**OBJECTIVE:**
Repeat each record below exactly as given.

**SOURCE RECORDS:**
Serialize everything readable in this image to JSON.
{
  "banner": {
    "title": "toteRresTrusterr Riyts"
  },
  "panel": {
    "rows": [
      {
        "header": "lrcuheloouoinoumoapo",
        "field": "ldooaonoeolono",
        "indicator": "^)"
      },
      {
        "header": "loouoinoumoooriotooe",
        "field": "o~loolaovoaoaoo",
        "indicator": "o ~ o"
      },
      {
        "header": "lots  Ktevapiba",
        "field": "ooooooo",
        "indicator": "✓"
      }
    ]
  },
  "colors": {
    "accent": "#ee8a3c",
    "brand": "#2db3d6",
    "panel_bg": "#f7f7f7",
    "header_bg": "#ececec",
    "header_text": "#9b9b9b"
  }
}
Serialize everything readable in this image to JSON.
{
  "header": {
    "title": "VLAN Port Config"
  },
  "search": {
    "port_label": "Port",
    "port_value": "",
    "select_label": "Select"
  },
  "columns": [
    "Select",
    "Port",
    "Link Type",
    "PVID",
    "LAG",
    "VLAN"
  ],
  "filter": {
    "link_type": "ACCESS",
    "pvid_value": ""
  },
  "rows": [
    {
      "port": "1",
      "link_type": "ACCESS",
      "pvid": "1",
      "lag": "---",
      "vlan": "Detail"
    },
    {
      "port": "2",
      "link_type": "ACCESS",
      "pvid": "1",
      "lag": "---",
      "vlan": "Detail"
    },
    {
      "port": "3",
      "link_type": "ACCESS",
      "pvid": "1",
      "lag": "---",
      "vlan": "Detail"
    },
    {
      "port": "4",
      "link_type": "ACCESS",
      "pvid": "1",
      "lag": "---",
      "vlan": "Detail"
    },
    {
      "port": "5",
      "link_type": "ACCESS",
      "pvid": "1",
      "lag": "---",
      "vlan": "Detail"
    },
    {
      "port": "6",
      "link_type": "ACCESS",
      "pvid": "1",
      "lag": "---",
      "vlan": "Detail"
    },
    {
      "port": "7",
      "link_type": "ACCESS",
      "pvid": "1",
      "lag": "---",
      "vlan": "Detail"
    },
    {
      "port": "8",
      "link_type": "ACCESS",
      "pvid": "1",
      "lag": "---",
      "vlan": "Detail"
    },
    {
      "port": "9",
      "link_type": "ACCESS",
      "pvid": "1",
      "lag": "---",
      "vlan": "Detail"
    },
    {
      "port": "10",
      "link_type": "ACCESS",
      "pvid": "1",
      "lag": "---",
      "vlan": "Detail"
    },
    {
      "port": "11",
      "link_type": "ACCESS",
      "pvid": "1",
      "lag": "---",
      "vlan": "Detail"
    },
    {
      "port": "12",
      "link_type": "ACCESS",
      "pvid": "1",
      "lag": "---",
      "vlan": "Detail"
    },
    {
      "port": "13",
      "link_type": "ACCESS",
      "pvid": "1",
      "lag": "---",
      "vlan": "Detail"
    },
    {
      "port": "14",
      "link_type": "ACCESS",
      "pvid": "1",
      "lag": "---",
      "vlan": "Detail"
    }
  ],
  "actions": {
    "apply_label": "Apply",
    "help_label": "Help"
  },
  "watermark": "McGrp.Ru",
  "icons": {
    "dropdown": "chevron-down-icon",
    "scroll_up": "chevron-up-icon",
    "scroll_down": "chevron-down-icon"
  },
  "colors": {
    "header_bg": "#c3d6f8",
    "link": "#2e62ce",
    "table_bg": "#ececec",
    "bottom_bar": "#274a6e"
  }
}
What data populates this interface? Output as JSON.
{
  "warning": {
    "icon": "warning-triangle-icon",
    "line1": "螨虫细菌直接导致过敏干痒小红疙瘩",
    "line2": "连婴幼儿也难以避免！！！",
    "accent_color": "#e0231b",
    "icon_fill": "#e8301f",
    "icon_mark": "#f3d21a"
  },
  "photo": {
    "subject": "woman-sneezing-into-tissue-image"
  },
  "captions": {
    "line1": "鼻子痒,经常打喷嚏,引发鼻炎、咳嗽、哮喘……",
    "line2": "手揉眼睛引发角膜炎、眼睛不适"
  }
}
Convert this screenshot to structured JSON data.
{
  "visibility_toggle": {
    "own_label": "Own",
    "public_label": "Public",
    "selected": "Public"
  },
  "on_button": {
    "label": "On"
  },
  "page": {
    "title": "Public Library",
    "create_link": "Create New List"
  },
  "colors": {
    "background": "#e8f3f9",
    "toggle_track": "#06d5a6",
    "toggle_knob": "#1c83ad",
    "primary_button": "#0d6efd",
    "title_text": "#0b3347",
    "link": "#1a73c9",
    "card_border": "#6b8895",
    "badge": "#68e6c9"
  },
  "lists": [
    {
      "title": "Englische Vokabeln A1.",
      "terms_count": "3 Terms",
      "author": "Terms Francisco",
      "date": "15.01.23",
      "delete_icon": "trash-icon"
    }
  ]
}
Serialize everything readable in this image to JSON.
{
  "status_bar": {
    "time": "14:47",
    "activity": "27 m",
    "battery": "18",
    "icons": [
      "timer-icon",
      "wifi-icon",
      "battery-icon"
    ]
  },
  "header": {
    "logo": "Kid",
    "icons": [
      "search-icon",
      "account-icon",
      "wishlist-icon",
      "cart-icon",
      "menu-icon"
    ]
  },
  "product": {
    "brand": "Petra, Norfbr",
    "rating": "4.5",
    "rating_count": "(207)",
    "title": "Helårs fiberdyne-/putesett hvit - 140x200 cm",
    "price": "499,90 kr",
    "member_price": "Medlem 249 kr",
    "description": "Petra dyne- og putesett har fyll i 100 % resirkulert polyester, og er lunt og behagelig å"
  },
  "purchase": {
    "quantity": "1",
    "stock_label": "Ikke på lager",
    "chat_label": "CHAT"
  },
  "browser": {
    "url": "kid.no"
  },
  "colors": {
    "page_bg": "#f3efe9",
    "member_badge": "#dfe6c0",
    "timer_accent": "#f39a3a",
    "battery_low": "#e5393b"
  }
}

**COMPLETE ANSWER:**
Serialize everything readable in this image to JSON.
{
  "banner": {
    "title": "toteRresTrusterr Riyts"
  },
  "panel": {
    "rows": [
      {
        "header": "lrcuheloouoinoumoapo",
        "field": "ldooaonoeolono",
        "indicator": "^)"
      },
      {
        "header": "loouoinoumoooriotooe",
        "field": "o~loolaovoaoaoo",
        "indicator": "o ~ o"
      },
      {
        "header": "lots  Ktevapiba",
        "field": "ooooooo",
        "indicator": "✓"
      }
    ]
  },
  "colors": {
    "accent": "#ee8a3c",
    "brand": "#2db3d6",
    "panel_bg": "#f7f7f7",
    "header_bg": "#ececec",
    "header_text": "#9b9b9b"
  }
}
Serialize everything readable in this image to JSON.
{
  "header": {
    "title": "VLAN Port Config"
  },
  "search": {
    "port_label": "Port",
    "port_value": "",
    "select_label": "Select"
  },
  "columns": [
    "Select",
    "Port",
    "Link Type",
    "PVID",
    "LAG",
    "VLAN"
  ],
  "filter": {
    "link_type": "ACCESS",
    "pvid_value": ""
  },
  "rows": [
    {
      "port": "1",
      "link_type": "ACCESS",
      "pvid": "1",
      "lag": "---",
      "vlan": "Detail"
    },
    {
      "port": "2",
      "link_type": "ACCESS",
      "pvid": "1",
      "lag": "---",
      "vlan": "Detail"
    },
    {
      "port": "3",
      "link_type": "ACCESS",
      "pvid": "1",
      "lag": "---",
      "vlan": "Detail"
    },
    {
      "port": "4",
      "link_type": "ACCESS",
      "pvid": "1",
      "lag": "---",
      "vlan": "Detail"
    },
    {
      "port": "5",
      "link_type": "ACCESS",
      "pvid": "1",
      "lag": "---",
      "vlan": "Detail"
    },
    {
      "port": "6",
      "link_type": "ACCESS",
      "pvid": "1",
      "lag": "---",
      "vlan": "Detail"
    },
    {
      "port": "7",
      "link_type": "ACCESS",
      "pvid": "1",
      "lag": "---",
      "vlan": "Detail"
    },
    {
      "port": "8",
      "link_type": "ACCESS",
      "pvid": "1",
      "lag": "---",
      "vlan": "Detail"
    },
    {
      "port": "9",
      "link_type": "ACCESS",
      "pvid": "1",
      "lag": "---",
      "vlan": "Detail"
    },
    {
      "port": "10",
      "link_type": "ACCESS",
      "pvid": "1",
      "lag": "---",
      "vlan": "Detail"
    },
    {
      "port": "11",
      "link_type": "ACCESS",
      "pvid": "1",
      "lag": "---",
      "vlan": "Detail"
    },
    {
      "port": "12",
      "link_type": "ACCESS",
      "pvid": "1",
      "lag": "---",
      "vlan": "Detail"
    },
    {
      "port": "13",
      "link_type": "ACCESS",
      "pvid": "1",
      "lag": "---",
      "vlan": "Detail"
    },
    {
      "port": "14",
      "link_type": "ACCESS",
      "pvid": "1",
      "lag": "---",
      "vlan": "Detail"
    }
  ],
  "actions": {
    "apply_label": "Apply",
    "help_label": "Help"
  },
  "watermark": "McGrp.Ru",
  "icons": {
    "dropdown": "chevron-down-icon",
    "scroll_up": "chevron-up-icon",
    "scroll_down": "chevron-down-icon"
  },
  "colors": {
    "header_bg": "#c3d6f8",
    "link": "#2e62ce",
    "table_bg": "#ececec",
    "bottom_bar": "#274a6e"
  }
}
What data populates this interface? Output as JSON.
{
  "warning": {
    "icon": "warning-triangle-icon",
    "line1": "螨虫细菌直接导致过敏干痒小红疙瘩",
    "line2": "连婴幼儿也难以避免！！！",
    "accent_color": "#e0231b",
    "icon_fill": "#e8301f",
    "icon_mark": "#f3d21a"
  },
  "photo": {
    "subject": "woman-sneezing-into-tissue-image"
  },
  "captions": {
    "line1": "鼻子痒,经常打喷嚏,引发鼻炎、咳嗽、哮喘……",
    "line2": "手揉眼睛引发角膜炎、眼睛不适"
  }
}
Convert this screenshot to structured JSON data.
{
  "visibility_toggle": {
    "own_label": "Own",
    "public_label": "Public",
    "selected": "Public"
  },
  "on_button": {
    "label": "On"
  },
  "page": {
    "title": "Public Library",
    "create_link": "Create New List"
  },
  "colors": {
    "background": "#e8f3f9",
    "toggle_track": "#06d5a6",
    "toggle_knob": "#1c83ad",
    "primary_button": "#0d6efd",
    "title_text": "#0b3347",
    "link": "#1a73c9",
    "card_border": "#6b8895",
    "badge": "#68e6c9"
  },
  "lists": [
    {
      "title": "Englische Vokabeln A1.",
      "terms_count": "3 Terms",
      "author": "Terms Francisco",
      "date": "15.01.23",
      "delete_icon": "trash-icon"
    }
  ]
}
Serialize everything readable in this image to JSON.
{
  "status_bar": {
    "time": "14:47",
    "activity": "27 m",
    "battery": "18",
    "icons": [
      "timer-icon",
      "wifi-icon",
      "battery-icon"
    ]
  },
  "header": {
    "logo": "Kid",
    "icons": [
      "search-icon",
      "account-icon",
      "wishlist-icon",
      "cart-icon",
      "menu-icon"
    ]
  },
  "product": {
    "brand": "Petra, Norfbr",
    "rating": "4.5",
    "rating_count": "(207)",
    "title": "Helårs fiberdyne-/putesett hvit - 140x200 cm",
    "price": "499,90 kr",
    "member_price": "Medlem 249 kr",
    "description": "Petra dyne- og putesett har fyll i 100 % resirkulert polyester, og er lunt og behagelig å"
  },
  "purchase": {
    "quantity": "1",
    "stock_label": "Ikke på lager",
    "chat_label": "CHAT"
  },
  "browser": {
    "url": "kid.no"
  },
  "colors": {
    "page_bg": "#f3efe9",
    "member_badge": "#dfe6c0",
    "timer_accent": "#f39a3a",
    "battery_low": "#e5393b"
  }
}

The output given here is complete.